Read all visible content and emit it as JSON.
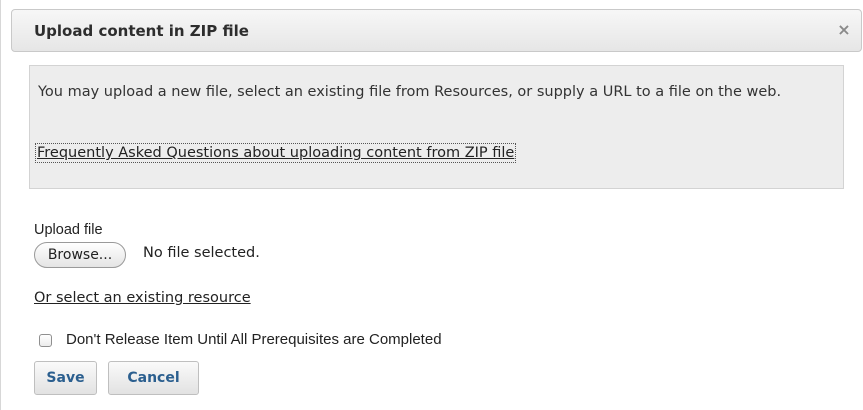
{
  "dialog": {
    "title": "Upload content in ZIP file",
    "close_glyph": "×"
  },
  "info": {
    "text": "You may upload a new file, select an existing file from Resources, or supply a URL to a file on the web.",
    "faq_link": "Frequently Asked Questions about uploading content from ZIP file"
  },
  "upload": {
    "label": "Upload file",
    "browse_label": "Browse...",
    "status": "No file selected."
  },
  "resource_link": "Or select an existing resource",
  "prerequisite": {
    "label": "Don't Release Item Until All Prerequisites are Completed",
    "checked": false
  },
  "actions": {
    "save_label": "Save",
    "cancel_label": "Cancel"
  },
  "colors": {
    "button_text": "#2b5f8f",
    "info_background": "#ededed"
  },
  "icons": {
    "close": "close-icon"
  }
}
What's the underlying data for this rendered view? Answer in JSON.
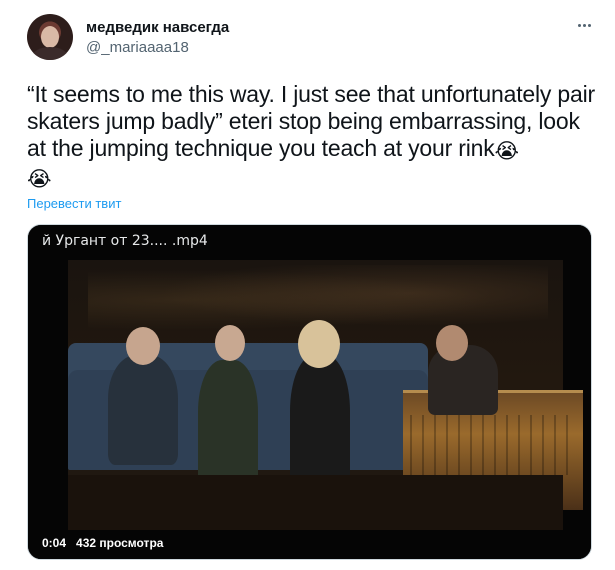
{
  "author": {
    "display_name": "медведик навсегда",
    "handle": "@_mariaaaa18"
  },
  "more_icon": "more-horizontal-icon",
  "tweet": {
    "text": "“It seems to me this way. I just see that unfortunately pair skaters jump badly” eteri stop being embarrassing, look at the jumping technique you teach at your rink",
    "emoji_1": "😭",
    "emoji_2": "😭",
    "translate_label": "Перевести твит"
  },
  "video": {
    "title": "й Ургант от 23....  .mp4",
    "timestamp": "0:04",
    "views": "432 просмотра"
  },
  "colors": {
    "accent": "#1d9bf0",
    "text": "#0f1419",
    "secondary": "#536471"
  }
}
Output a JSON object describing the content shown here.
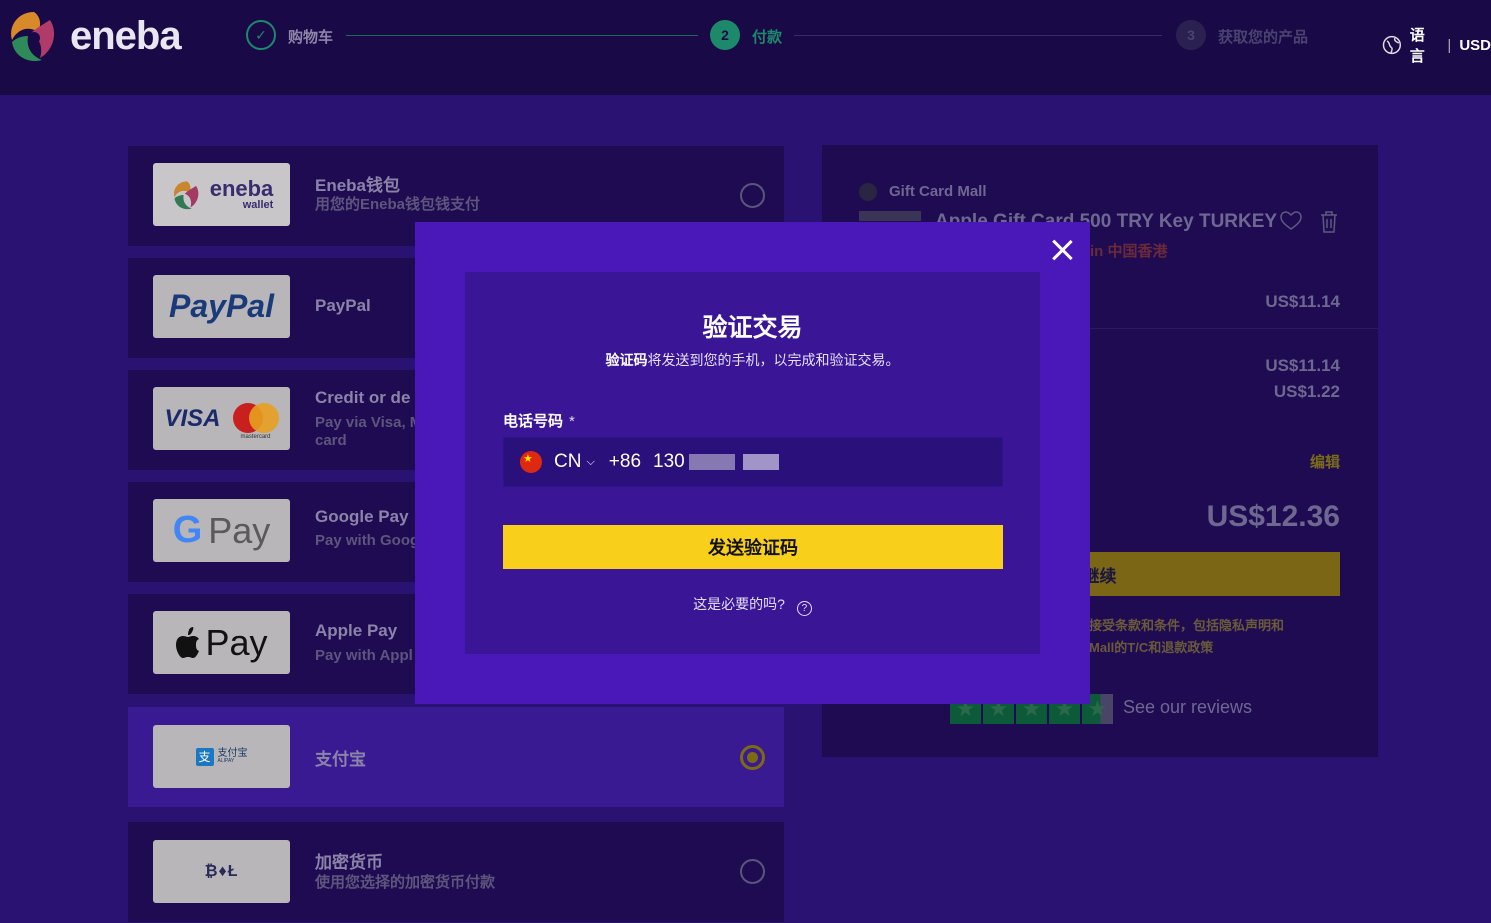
{
  "header": {
    "brand": "eneba",
    "steps": [
      {
        "number": "✓",
        "label": "购物车"
      },
      {
        "number": "2",
        "label": "付款"
      },
      {
        "number": "3",
        "label": "获取您的产品"
      }
    ],
    "language_label": "语言",
    "currency": "USD"
  },
  "payment_methods": [
    {
      "title": "Eneba钱包",
      "subtitle": "用您的Eneba钱包钱支付",
      "logo_text": "eneba",
      "logo_sub": "wallet"
    },
    {
      "title": "PayPal",
      "subtitle": "",
      "logo_text": "PayPal"
    },
    {
      "title": "Credit or de",
      "subtitle": "Pay via Visa, M card",
      "logo_text": "VISA",
      "logo_sub": "mastercard"
    },
    {
      "title": "Google Pay",
      "subtitle": "Pay with Goog",
      "logo_text": "Pay"
    },
    {
      "title": "Apple Pay",
      "subtitle": "Pay with Appl",
      "logo_text": "Pay"
    },
    {
      "title": "支付宝",
      "subtitle": "",
      "logo_text": "支付宝",
      "logo_sub": "ALIPAY"
    },
    {
      "title": "加密货币",
      "subtitle": "使用您选择的加密货币付款",
      "logo_text": "₿♦Ł"
    }
  ],
  "summary": {
    "seller": "Gift Card Mall",
    "product": "Apple Gift Card 500 TRY Key TURKEY",
    "region_note": "in 中国香港",
    "price": "US$11.14",
    "subtotal": "US$11.14",
    "fee": "US$1.22",
    "edit_label": "编辑",
    "total": "US$12.36",
    "continue_label": "继续",
    "terms_line1": "接受条款和条件，包括隐私声明和",
    "terms_line2": "Mall的T/C和退款政策",
    "reviews_label": "See our reviews"
  },
  "modal": {
    "title": "验证交易",
    "desc_bold": "验证码",
    "desc_rest": "将发送到您的手机，以完成和验证交易。",
    "phone_label": "电话号码",
    "required_mark": "*",
    "country_code": "CN",
    "dial_code": "+86",
    "phone_prefix": "130",
    "send_button": "发送验证码",
    "help_text": "这是必要的吗?",
    "help_icon": "?"
  },
  "colors": {
    "accent_yellow": "#f8d01b",
    "modal_bg": "#4a17b8",
    "page_bg": "#2a1273",
    "header_bg": "#1a0947",
    "step_active": "#1c8a6a"
  }
}
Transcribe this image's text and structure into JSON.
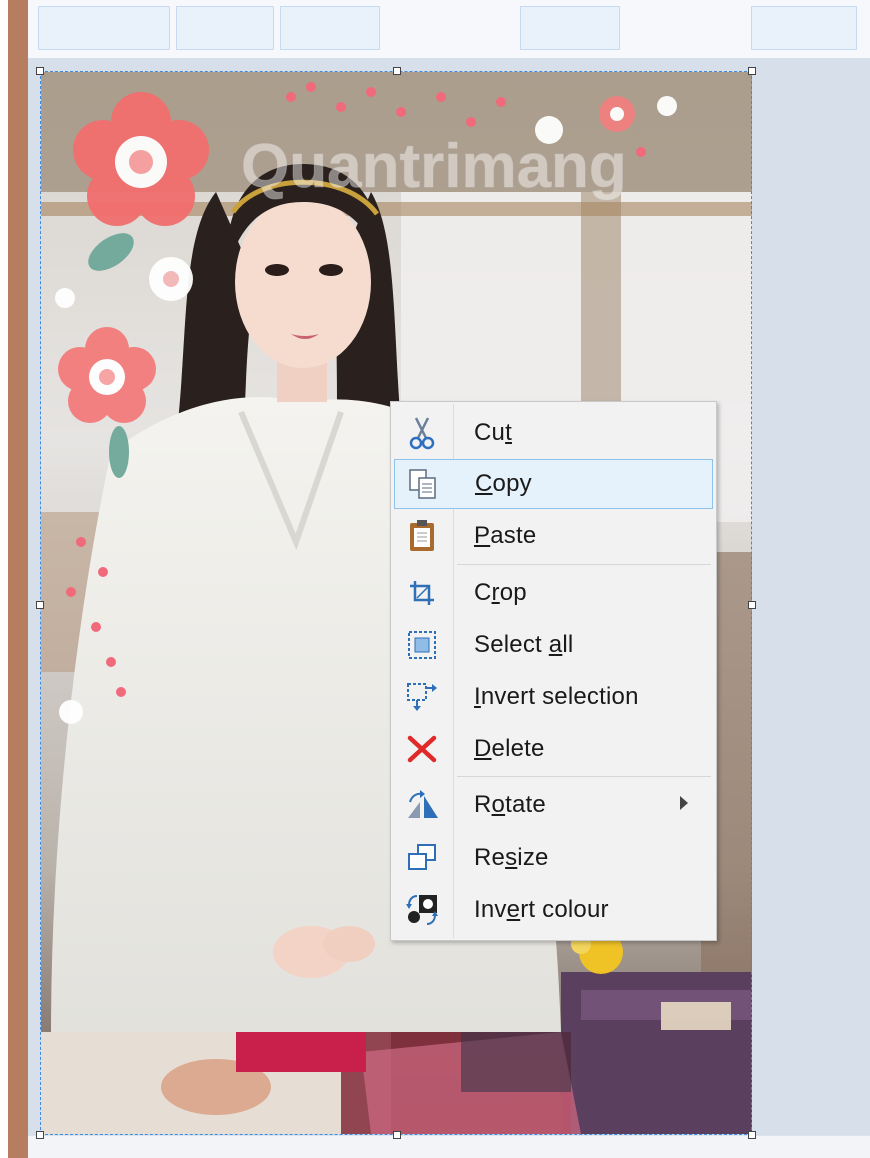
{
  "ribbon": {
    "slot_count": 5
  },
  "photo": {
    "watermark": "Quantrimang"
  },
  "context_menu": {
    "items": [
      {
        "label": "Cut",
        "access_key": "t",
        "icon": "scissors-icon"
      },
      {
        "label": "Copy",
        "access_key": "C",
        "icon": "copy-icon",
        "highlighted": true
      },
      {
        "label": "Paste",
        "access_key": "P",
        "icon": "clipboard-icon"
      },
      {
        "label": "Crop",
        "access_key": "r",
        "icon": "crop-icon"
      },
      {
        "label": "Select all",
        "access_key": "a",
        "icon": "select-all-icon"
      },
      {
        "label": "Invert selection",
        "access_key": "I",
        "icon": "invert-selection-icon"
      },
      {
        "label": "Delete",
        "access_key": "D",
        "icon": "delete-x-icon"
      },
      {
        "label": "Rotate",
        "access_key": "o",
        "icon": "rotate-icon",
        "has_submenu": true
      },
      {
        "label": "Resize",
        "access_key": "s",
        "icon": "resize-icon"
      },
      {
        "label": "Invert colour",
        "access_key": "e",
        "icon": "invert-colour-icon"
      }
    ]
  },
  "colors": {
    "selection_border": "#3d8be0",
    "menu_highlight": "#e5f1fb",
    "menu_highlight_border": "#8fc3ea"
  }
}
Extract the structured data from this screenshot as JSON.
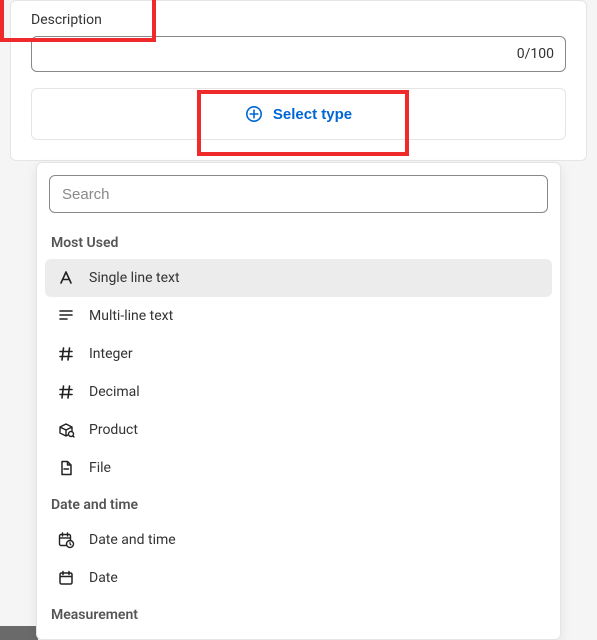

****************

» **DESCRIPTION OF THE TASK**
Reproduce the entries exactly. Do not carry over any picture.

» **EXPECTED OUTPUT**
Read all visible content and emit it as JSON.
{
  "dialog": {
    "title": "Upload content in ZIP file",
    "close_glyph": "×"
  },
  "info": {
    "text": "You may upload a new file, select an existing file from Resources, or supply a URL to a file on the web.",
    "faq_link": "Frequently Asked Questions about uploading content from ZIP file"
  },
  "upload": {
    "label": "Upload file",
    "browse_label": "Browse...",
    "status": "No file selected."
  },
  "resource_link": "Or select an existing resource",
  "prerequisite": {
    "label": "Don't Release Item Until All Prerequisites are Completed",
    "checked": false
  },
  "actions": {
    "save_label": "Save",
    "cancel_label": "Cancel"
  },
  "colors": {
    "button_text": "#2b5f8f",
    "info_background": "#ededed"
  },
  "icons": {
    "close": "close-icon"
  }
}
What's the underlying data for this rendered view? Answer in JSON.
{
  "author": {
    "display_name": "медведик навсегда",
    "handle": "@_mariaaaa18"
  },
  "more_icon": "more-horizontal-icon",
  "tweet": {
    "text": "“It seems to me this way. I just see that unfortunately pair skaters jump badly” eteri stop being embarrassing, look at the jumping technique you teach at your rink",
    "emoji_1": "😭",
    "emoji_2": "😭",
    "translate_label": "Перевести твит"
  },
  "video": {
    "title": "й Ургант от 23....  .mp4",
    "timestamp": "0:04",
    "views": "432 просмотра"
  },
  "colors": {
    "accent": "#1d9bf0",
    "text": "#0f1419",
    "secondary": "#536471"
  }
}
Output a JSON object describing the content shown here.
{
  "header": {
    "brand": "eneba",
    "steps": [
      {
        "number": "✓",
        "label": "购物车"
      },
      {
        "number": "2",
        "label": "付款"
      },
      {
        "number": "3",
        "label": "获取您的产品"
      }
    ],
    "language_label": "语言",
    "currency": "USD"
  },
  "payment_methods": [
    {
      "title": "Eneba钱包",
      "subtitle": "用您的Eneba钱包钱支付",
      "logo_text": "eneba",
      "logo_sub": "wallet"
    },
    {
      "title": "PayPal",
      "subtitle": "",
      "logo_text": "PayPal"
    },
    {
      "title": "Credit or de",
      "subtitle": "Pay via Visa, M card",
      "logo_text": "VISA",
      "logo_sub": "mastercard"
    },
    {
      "title": "Google Pay",
      "subtitle": "Pay with Goog",
      "logo_text": "Pay"
    },
    {
      "title": "Apple Pay",
      "subtitle": "Pay with Appl",
      "logo_text": "Pay"
    },
    {
      "title": "支付宝",
      "subtitle": "",
      "logo_text": "支付宝",
      "logo_sub": "ALIPAY"
    },
    {
      "title": "加密货币",
      "subtitle": "使用您选择的加密货币付款",
      "logo_text": "₿♦Ł"
    }
  ],
  "summary": {
    "seller": "Gift Card Mall",
    "product": "Apple Gift Card 500 TRY Key TURKEY",
    "region_note": "in 中国香港",
    "price": "US$11.14",
    "subtotal": "US$11.14",
    "fee": "US$1.22",
    "edit_label": "编辑",
    "total": "US$12.36",
    "continue_label": "继续",
    "terms_line1": "接受条款和条件，包括隐私声明和",
    "terms_line2": "Mall的T/C和退款政策",
    "reviews_label": "See our reviews"
  },
  "modal": {
    "title": "验证交易",
    "desc_bold": "验证码",
    "desc_rest": "将发送到您的手机，以完成和验证交易。",
    "phone_label": "电话号码",
    "required_mark": "*",
    "country_code": "CN",
    "dial_code": "+86",
    "phone_prefix": "130",
    "send_button": "发送验证码",
    "help_text": "这是必要的吗?",
    "help_icon": "?"
  },
  "colors": {
    "accent_yellow": "#f8d01b",
    "modal_bg": "#4a17b8",
    "page_bg": "#2a1273",
    "header_bg": "#1a0947",
    "step_active": "#1c8a6a"
  }
}
Transcribe this image's text and structure into JSON.
{
  "ribbon": {
    "slot_count": 5
  },
  "photo": {
    "watermark": "Quantrimang"
  },
  "context_menu": {
    "items": [
      {
        "label": "Cut",
        "access_key": "t",
        "icon": "scissors-icon"
      },
      {
        "label": "Copy",
        "access_key": "C",
        "icon": "copy-icon",
        "highlighted": true
      },
      {
        "label": "Paste",
        "access_key": "P",
        "icon": "clipboard-icon"
      },
      {
        "label": "Crop",
        "access_key": "r",
        "icon": "crop-icon"
      },
      {
        "label": "Select all",
        "access_key": "a",
        "icon": "select-all-icon"
      },
      {
        "label": "Invert selection",
        "access_key": "I",
        "icon": "invert-selection-icon"
      },
      {
        "label": "Delete",
        "access_key": "D",
        "icon": "delete-x-icon"
      },
      {
        "label": "Rotate",
        "access_key": "o",
        "icon": "rotate-icon",
        "has_submenu": true
      },
      {
        "label": "Resize",
        "access_key": "s",
        "icon": "resize-icon"
      },
      {
        "label": "Invert colour",
        "access_key": "e",
        "icon": "invert-colour-icon"
      }
    ]
  },
  "colors": {
    "selection_border": "#3d8be0",
    "menu_highlight": "#e5f1fb",
    "menu_highlight_border": "#8fc3ea"
  }
}
Extract the structured data from this screenshot as JSON.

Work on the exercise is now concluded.